[start of The data]

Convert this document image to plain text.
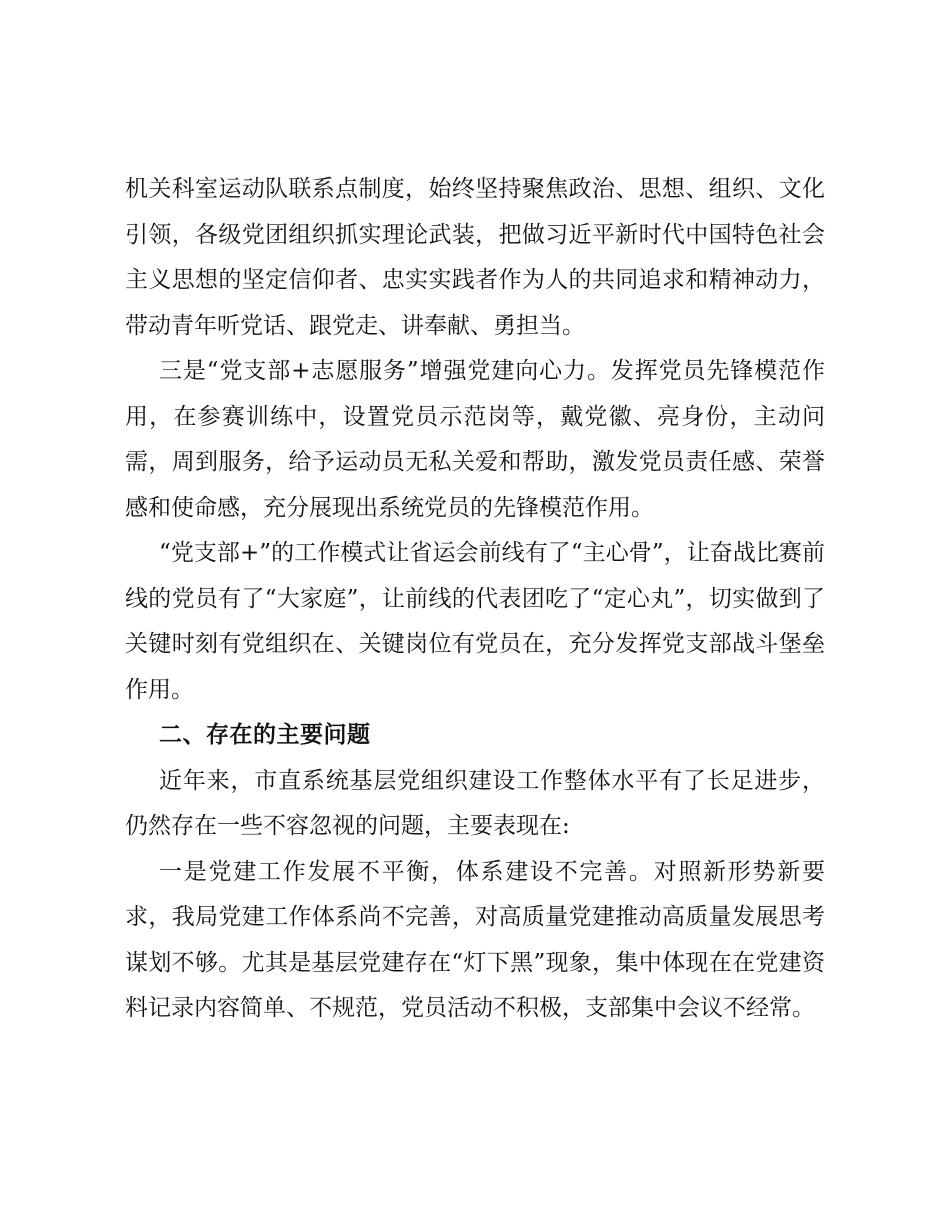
机关科室运动队联系点制度，始终坚持聚焦政治、思想、组织、文化引领，各级党团组织抓实理论武装，把做习近平新时代中国特色社会主义思想的坚定信仰者、忠实实践者作为人的共同追求和精神动力，带动青年听党话、跟党走、讲奉献、勇担当。

三是“党支部+志愿服务”增强党建向心力。发挥党员先锋模范作用，在参赛训练中，设置党员示范岗等，戴党徽、亮身份，主动问需，周到服务，给予运动员无私关爱和帮助，激发党员责任感、荣誉感和使命感，充分展现出系统党员的先锋模范作用。

“党支部+”的工作模式让省运会前线有了“主心骨”，让奋战比赛前线的党员有了“大家庭”，让前线的代表团吃了“定心丸”，切实做到了关键时刻有党组织在、关键岗位有党员在，充分发挥党支部战斗堡垒作用。

二、存在的主要问题

近年来，市直系统基层党组织建设工作整体水平有了长足进步，仍然存在一些不容忽视的问题，主要表现在:

一是党建工作发展不平衡，体系建设不完善。对照新形势新要求，我局党建工作体系尚不完善，对高质量党建推动高质量发展思考谋划不够。尤其是基层党建存在“灯下黑”现象，集中体现在在党建资料记录内容简单、不规范，党员活动不积极，支部集中会议不经常。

[end of The data]

### [Problem to work on]
Give back each entry exactly as it appears, with no pictures.

### [Task result]
Convert this document image to plain text.
机关科室运动队联系点制度，始终坚持聚焦政治、思想、组织、文化引领，各级党团组织抓实理论武装，把做习近平新时代中国特色社会主义思想的坚定信仰者、忠实实践者作为人的共同追求和精神动力，带动青年听党话、跟党走、讲奉献、勇担当。

三是“党支部+志愿服务”增强党建向心力。发挥党员先锋模范作用，在参赛训练中，设置党员示范岗等，戴党徽、亮身份，主动问需，周到服务，给予运动员无私关爱和帮助，激发党员责任感、荣誉感和使命感，充分展现出系统党员的先锋模范作用。

“党支部+”的工作模式让省运会前线有了“主心骨”，让奋战比赛前线的党员有了“大家庭”，让前线的代表团吃了“定心丸”，切实做到了关键时刻有党组织在、关键岗位有党员在，充分发挥党支部战斗堡垒作用。

二、存在的主要问题

近年来，市直系统基层党组织建设工作整体水平有了长足进步，仍然存在一些不容忽视的问题，主要表现在:

一是党建工作发展不平衡，体系建设不完善。对照新形势新要求，我局党建工作体系尚不完善，对高质量党建推动高质量发展思考谋划不够。尤其是基层党建存在“灯下黑”现象，集中体现在在党建资料记录内容简单、不规范，党员活动不积极，支部集中会议不经常。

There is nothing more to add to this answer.